> Stored records:
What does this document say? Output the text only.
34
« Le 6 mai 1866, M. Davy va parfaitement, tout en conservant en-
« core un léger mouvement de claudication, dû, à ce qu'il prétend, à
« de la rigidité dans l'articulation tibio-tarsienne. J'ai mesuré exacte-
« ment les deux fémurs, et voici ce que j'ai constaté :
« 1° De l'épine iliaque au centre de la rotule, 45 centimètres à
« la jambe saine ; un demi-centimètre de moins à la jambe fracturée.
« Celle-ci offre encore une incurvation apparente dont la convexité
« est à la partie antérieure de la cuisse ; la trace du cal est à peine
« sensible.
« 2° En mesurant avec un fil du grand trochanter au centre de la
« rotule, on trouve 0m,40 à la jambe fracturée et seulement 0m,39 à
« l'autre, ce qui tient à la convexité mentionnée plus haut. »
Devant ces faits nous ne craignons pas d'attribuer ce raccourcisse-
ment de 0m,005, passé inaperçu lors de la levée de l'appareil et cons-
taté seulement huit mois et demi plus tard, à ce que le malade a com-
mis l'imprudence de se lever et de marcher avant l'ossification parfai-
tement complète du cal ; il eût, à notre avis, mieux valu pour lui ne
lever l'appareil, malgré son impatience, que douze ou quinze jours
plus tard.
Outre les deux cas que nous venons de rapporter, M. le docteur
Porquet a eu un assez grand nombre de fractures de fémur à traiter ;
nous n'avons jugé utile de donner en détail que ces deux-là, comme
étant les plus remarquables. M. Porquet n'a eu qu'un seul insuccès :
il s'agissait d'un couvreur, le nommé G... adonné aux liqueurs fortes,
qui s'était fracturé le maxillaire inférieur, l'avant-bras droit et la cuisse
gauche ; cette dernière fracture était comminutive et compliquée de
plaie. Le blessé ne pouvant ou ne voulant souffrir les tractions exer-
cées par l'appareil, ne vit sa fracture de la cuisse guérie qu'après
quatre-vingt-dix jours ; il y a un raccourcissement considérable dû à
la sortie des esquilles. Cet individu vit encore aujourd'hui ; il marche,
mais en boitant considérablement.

> Objective: Copy the records above exactly.

> Solution to this exercise:
What does this document say? Output the text only.
34
« Le 6 mai 1866, M. Davy va parfaitement, tout en conservant en-
« core un léger mouvement de claudication, dû, à ce qu'il prétend, à
« de la rigidité dans l'articulation tibio-tarsienne. J'ai mesuré exacte-
« ment les deux fémurs, et voici ce que j'ai constaté :
« 1° De l'épine iliaque au centre de la rotule, 45 centimètres à
« la jambe saine ; un demi-centimètre de moins à la jambe fracturée.
« Celle-ci offre encore une incurvation apparente dont la convexité
« est à la partie antérieure de la cuisse ; la trace du cal est à peine
« sensible.
« 2° En mesurant avec un fil du grand trochanter au centre de la
« rotule, on trouve 0m,40 à la jambe fracturée et seulement 0m,39 à
« l'autre, ce qui tient à la convexité mentionnée plus haut. »
Devant ces faits nous ne craignons pas d'attribuer ce raccourcisse-
ment de 0m,005, passé inaperçu lors de la levée de l'appareil et cons-
taté seulement huit mois et demi plus tard, à ce que le malade a com-
mis l'imprudence de se lever et de marcher avant l'ossification parfai-
tement complète du cal ; il eût, à notre avis, mieux valu pour lui ne
lever l'appareil, malgré son impatience, que douze ou quinze jours
plus tard.
Outre les deux cas que nous venons de rapporter, M. le docteur
Porquet a eu un assez grand nombre de fractures de fémur à traiter ;
nous n'avons jugé utile de donner en détail que ces deux-là, comme
étant les plus remarquables. M. Porquet n'a eu qu'un seul insuccès :
il s'agissait d'un couvreur, le nommé G... adonné aux liqueurs fortes,
qui s'était fracturé le maxillaire inférieur, l'avant-bras droit et la cuisse
gauche ; cette dernière fracture était comminutive et compliquée de
plaie. Le blessé ne pouvant ou ne voulant souffrir les tractions exer-
cées par l'appareil, ne vit sa fracture de la cuisse guérie qu'après
quatre-vingt-dix jours ; il y a un raccourcissement considérable dû à
la sortie des esquilles. Cet individu vit encore aujourd'hui ; il marche,
mais en boitant considérablement.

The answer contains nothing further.